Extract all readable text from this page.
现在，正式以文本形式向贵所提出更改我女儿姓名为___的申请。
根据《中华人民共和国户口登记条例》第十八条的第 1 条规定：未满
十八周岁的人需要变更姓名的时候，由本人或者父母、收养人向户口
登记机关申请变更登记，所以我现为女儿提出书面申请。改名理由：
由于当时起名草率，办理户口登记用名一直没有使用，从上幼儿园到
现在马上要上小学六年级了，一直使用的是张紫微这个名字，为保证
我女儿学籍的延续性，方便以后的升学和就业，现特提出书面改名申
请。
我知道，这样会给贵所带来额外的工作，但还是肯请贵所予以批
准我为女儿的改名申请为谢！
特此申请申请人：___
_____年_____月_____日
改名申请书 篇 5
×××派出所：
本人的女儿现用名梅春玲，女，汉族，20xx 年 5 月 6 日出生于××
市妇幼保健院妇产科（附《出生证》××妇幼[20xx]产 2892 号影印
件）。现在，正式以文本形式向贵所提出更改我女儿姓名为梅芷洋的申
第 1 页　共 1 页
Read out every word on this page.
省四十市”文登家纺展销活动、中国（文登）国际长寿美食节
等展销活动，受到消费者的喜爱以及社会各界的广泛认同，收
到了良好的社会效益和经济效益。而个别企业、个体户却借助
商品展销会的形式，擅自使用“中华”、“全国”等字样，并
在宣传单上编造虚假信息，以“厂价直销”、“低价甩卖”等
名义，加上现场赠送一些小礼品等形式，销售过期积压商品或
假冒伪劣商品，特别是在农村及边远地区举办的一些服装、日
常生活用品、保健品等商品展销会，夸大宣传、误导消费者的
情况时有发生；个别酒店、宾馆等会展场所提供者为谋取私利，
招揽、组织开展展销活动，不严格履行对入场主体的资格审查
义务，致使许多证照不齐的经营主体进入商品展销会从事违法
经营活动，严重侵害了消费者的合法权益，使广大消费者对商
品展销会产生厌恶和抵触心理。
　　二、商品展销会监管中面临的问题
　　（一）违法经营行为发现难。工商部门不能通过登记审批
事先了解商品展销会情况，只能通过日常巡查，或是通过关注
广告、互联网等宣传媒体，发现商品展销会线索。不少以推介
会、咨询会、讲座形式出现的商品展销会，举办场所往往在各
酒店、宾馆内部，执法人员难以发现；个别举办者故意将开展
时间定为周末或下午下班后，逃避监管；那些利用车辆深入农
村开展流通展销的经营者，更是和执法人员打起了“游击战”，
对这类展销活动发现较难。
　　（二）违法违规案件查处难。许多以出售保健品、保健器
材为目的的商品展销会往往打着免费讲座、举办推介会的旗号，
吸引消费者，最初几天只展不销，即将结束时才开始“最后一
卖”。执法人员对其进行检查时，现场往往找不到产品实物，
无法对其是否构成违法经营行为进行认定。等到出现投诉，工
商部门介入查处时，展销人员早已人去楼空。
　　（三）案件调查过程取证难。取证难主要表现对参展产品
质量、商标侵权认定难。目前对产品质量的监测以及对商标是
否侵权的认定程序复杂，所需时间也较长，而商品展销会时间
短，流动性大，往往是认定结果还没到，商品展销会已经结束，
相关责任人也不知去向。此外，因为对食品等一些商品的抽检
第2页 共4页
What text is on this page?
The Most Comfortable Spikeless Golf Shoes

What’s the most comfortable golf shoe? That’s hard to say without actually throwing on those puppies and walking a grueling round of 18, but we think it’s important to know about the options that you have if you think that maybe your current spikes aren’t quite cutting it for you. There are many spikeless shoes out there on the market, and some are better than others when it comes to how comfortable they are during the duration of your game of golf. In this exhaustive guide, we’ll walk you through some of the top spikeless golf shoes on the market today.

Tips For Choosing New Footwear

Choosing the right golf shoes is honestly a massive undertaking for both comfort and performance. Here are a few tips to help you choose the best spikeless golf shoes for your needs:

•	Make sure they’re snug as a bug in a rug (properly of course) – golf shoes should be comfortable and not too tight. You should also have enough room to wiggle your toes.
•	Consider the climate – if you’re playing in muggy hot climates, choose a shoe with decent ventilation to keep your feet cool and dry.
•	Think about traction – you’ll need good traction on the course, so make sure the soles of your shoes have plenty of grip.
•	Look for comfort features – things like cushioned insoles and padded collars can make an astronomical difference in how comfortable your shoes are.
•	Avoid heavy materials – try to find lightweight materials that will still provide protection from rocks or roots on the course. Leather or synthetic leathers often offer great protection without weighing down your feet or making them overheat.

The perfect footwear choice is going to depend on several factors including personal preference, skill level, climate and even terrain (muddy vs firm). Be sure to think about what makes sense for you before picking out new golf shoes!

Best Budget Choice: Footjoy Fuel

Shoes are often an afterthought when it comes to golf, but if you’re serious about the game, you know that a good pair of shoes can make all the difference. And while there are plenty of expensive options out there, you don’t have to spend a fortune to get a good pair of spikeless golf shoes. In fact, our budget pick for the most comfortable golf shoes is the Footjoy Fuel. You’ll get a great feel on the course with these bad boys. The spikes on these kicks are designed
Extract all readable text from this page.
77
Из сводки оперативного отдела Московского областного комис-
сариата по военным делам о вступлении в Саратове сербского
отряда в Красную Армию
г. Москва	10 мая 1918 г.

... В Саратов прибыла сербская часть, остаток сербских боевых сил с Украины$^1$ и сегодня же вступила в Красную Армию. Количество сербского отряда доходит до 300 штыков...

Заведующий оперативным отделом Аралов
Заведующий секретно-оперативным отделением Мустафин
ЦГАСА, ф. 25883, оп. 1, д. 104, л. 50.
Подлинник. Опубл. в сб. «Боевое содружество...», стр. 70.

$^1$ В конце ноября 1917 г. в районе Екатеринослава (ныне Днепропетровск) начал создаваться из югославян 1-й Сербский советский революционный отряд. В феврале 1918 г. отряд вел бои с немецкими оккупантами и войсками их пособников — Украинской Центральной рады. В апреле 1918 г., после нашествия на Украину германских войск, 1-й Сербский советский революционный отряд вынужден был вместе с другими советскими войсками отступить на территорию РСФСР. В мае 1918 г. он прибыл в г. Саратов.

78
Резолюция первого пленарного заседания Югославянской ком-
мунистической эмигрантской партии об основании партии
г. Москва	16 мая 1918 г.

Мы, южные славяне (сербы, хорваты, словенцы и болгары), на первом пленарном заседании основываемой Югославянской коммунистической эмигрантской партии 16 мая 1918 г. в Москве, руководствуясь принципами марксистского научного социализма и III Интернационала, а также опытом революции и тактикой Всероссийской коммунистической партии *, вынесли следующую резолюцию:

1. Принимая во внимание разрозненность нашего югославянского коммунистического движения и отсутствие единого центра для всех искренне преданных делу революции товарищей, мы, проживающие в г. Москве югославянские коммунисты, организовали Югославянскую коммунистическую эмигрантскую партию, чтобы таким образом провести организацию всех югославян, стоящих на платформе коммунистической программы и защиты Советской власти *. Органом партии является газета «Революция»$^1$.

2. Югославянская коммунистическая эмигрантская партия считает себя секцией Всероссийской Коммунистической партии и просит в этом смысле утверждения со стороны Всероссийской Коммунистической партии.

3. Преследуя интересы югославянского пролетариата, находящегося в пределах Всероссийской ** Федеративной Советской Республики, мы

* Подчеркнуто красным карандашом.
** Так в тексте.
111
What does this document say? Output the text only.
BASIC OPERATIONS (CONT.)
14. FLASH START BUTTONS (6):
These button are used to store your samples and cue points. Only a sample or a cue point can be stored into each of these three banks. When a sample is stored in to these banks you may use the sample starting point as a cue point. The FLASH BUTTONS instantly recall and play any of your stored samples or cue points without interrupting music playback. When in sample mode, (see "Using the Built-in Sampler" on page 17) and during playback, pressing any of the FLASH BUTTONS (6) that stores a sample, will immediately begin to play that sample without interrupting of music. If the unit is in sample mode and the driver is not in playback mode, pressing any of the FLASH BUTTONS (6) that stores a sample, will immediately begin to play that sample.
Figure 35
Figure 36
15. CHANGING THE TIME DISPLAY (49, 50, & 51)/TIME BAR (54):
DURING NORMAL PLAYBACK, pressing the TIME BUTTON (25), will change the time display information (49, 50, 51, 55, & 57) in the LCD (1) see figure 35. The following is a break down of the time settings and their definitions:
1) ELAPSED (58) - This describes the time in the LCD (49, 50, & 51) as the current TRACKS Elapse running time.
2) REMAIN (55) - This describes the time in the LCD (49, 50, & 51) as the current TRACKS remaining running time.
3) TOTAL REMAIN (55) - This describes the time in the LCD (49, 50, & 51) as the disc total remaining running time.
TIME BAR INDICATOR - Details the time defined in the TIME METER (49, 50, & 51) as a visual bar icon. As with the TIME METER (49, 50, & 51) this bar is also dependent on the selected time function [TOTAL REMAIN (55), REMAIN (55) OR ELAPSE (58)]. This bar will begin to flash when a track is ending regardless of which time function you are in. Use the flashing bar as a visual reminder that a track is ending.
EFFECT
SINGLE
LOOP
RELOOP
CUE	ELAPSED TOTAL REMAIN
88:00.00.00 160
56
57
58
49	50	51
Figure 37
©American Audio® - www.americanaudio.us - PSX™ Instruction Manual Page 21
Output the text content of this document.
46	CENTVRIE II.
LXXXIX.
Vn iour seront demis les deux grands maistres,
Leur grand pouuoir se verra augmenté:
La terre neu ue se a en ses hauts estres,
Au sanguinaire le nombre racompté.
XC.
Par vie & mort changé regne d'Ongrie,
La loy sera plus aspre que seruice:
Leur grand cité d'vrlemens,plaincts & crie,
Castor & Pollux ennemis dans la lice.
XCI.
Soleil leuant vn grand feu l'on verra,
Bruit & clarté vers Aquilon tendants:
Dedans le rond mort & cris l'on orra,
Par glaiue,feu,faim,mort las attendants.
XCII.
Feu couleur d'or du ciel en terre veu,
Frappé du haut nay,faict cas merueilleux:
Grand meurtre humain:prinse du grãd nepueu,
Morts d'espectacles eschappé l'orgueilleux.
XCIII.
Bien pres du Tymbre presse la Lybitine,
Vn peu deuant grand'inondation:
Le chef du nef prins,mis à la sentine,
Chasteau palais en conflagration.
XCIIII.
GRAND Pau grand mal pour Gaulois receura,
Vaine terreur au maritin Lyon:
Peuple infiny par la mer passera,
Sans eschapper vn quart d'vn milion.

::::

WHAT NEEDS TO BE DONE:
Read the entries and select each line where the word "difference" is found.

SOLUTION TO THIS TASK:
•	Look for comfort features – things like cushioned insoles and padded collars can make an astronomical difference in how comfortable your shoes are.
Shoes are often an afterthought when it comes to golf, but if you’re serious about the game, you know that a good pair of shoes can make all the difference. And while there are plenty of expensive options out there, you don’t have to spend a fortune to get a good pair of spikeless golf shoes. In fact, our budget pick for the most comfortable golf shoes is the Footjoy Fuel. You’ll get a great feel on the course with these bad boys. The spikes on these kicks are designed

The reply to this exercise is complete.